Supplied passage ::
[Begin]

METI’s Community Development Model Helping Villages

Reading Time: 7 min read

METI works as a community development organisation through a small training team of eight qualified trainers who deliver training to the people in the villages. On this basis, they can reach only a few people. To scale up their training, METI needed a different approach.

METI developed a model in which select people from the rural villages were chosen for special training to enable them to deliver METI’s programmes to the villages. These select people were referred to as Taiala (Samoan for ‘path-breakers’) or community development workers in Samoan villages. Among the Taiala are retired public servants and ‘housewives’. METI aims to expand the number of Taiala to 50 who will work across 50 of Samoa’s 300 villages.

In 2012-2013, COL supported the training of the 8 METI staff as Life Skills Coaches which contributed to their achieving a qualification recognised by the Samoa National Qualifications Authority. Their training continued in September 2013 with mentoring of the group as they delivered cascaded training to the Taiala.

[End]

Work to do ::
[A] In the passage on METI's community development model, what does the Samoan word "Taiala" mean?
[B] Reproduce the portion of the passage on METI's community development model between "METI’s Community Development" and "Samoa’s 300 villages.", inclusive.

Data supplied ::

[Begin]

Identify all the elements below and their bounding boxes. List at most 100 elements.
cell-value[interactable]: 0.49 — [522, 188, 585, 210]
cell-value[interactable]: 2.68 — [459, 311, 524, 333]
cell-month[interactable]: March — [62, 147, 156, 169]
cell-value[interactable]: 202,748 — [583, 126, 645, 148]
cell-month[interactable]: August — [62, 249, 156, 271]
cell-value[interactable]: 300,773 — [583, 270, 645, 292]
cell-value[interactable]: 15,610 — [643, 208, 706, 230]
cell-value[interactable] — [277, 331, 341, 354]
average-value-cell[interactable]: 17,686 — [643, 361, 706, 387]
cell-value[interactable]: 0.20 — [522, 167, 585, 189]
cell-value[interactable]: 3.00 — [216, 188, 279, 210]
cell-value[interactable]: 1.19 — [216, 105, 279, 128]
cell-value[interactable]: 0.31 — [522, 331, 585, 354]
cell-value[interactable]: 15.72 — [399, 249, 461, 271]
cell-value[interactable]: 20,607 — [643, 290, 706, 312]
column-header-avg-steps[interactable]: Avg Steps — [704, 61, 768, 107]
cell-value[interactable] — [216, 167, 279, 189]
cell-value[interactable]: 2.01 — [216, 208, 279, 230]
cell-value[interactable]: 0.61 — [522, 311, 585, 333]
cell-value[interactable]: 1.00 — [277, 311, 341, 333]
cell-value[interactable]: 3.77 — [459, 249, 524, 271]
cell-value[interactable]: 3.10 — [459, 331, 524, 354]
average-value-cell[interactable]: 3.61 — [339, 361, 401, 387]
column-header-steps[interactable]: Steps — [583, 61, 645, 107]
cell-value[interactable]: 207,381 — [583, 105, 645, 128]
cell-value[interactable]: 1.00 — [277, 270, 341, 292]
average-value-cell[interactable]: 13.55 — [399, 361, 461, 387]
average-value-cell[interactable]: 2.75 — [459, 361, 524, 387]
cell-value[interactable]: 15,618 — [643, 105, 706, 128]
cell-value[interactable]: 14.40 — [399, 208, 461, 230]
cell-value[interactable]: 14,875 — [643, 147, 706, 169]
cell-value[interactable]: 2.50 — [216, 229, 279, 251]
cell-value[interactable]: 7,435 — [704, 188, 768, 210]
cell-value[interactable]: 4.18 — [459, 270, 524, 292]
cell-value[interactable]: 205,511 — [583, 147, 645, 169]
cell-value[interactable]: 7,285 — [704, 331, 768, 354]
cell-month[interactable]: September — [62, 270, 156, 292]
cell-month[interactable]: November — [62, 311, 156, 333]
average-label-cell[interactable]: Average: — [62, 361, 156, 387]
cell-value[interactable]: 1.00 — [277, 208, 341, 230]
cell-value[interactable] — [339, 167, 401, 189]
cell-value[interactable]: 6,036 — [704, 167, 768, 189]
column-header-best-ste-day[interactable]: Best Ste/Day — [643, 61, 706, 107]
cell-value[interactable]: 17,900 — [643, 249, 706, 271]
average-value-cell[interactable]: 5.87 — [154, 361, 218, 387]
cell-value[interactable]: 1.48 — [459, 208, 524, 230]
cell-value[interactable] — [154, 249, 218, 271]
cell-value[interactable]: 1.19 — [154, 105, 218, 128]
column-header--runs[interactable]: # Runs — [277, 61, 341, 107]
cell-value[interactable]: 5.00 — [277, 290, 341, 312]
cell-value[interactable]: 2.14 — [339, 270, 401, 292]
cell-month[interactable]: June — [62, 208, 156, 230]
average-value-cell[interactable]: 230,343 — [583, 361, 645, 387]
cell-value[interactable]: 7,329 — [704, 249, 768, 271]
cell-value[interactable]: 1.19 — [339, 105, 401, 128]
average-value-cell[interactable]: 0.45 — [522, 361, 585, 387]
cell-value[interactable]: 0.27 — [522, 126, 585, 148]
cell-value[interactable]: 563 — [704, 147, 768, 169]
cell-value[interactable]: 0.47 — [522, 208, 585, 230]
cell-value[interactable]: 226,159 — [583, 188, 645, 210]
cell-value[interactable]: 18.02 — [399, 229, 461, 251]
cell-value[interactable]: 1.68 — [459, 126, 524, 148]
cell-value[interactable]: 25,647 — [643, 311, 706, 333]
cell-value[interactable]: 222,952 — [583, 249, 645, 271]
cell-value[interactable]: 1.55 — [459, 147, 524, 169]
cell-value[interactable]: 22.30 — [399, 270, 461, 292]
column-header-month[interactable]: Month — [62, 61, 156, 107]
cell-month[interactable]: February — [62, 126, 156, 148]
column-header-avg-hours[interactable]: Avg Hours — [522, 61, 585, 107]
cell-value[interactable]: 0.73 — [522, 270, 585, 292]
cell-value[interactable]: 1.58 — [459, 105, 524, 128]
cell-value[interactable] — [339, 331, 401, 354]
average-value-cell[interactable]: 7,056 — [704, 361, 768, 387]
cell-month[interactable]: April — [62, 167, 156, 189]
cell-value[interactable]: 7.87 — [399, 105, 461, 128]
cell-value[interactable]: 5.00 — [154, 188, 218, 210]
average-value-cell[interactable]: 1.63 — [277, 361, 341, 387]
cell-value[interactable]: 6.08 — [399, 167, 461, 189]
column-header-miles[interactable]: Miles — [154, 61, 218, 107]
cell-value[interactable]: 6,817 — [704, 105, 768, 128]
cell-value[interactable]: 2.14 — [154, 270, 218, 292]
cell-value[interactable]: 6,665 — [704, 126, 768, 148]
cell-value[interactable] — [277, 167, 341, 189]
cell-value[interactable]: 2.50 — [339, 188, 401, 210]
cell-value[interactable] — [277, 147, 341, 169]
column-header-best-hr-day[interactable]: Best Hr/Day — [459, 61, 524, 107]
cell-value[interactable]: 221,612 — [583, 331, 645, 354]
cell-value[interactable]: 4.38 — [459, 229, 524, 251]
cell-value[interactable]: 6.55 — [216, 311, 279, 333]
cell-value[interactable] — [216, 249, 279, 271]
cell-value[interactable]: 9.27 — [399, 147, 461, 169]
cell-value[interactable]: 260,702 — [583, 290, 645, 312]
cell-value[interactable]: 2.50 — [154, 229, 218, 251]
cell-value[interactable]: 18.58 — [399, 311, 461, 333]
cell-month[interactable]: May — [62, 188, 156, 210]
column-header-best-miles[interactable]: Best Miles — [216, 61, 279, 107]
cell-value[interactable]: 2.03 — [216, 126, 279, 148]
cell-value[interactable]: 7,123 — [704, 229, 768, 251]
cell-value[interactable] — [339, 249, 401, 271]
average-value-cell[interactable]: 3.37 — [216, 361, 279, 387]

[End]

Outputs by task ::
[A] It means "path-breakers."

[B]
METI’s Community Development Model Helping Villages

Reading Time: 7 min read

METI works as a community development organisation through a small training team of eight qualified trainers who deliver training to the people in the villages. On this basis, they can reach only a few people. To scale up their training, METI needed a different approach.

METI developed a model in which select people from the rural villages were chosen for special training to enable them to deliver METI’s programmes to the villages. These select people were referred to as Taiala (Samoan for ‘path-breakers’) or community development workers in Samoan villages. Among the Taiala are retired public servants and ‘housewives’. METI aims to expand the number of Taiala to 50 who will work across 50 of Samoa’s 300 villages.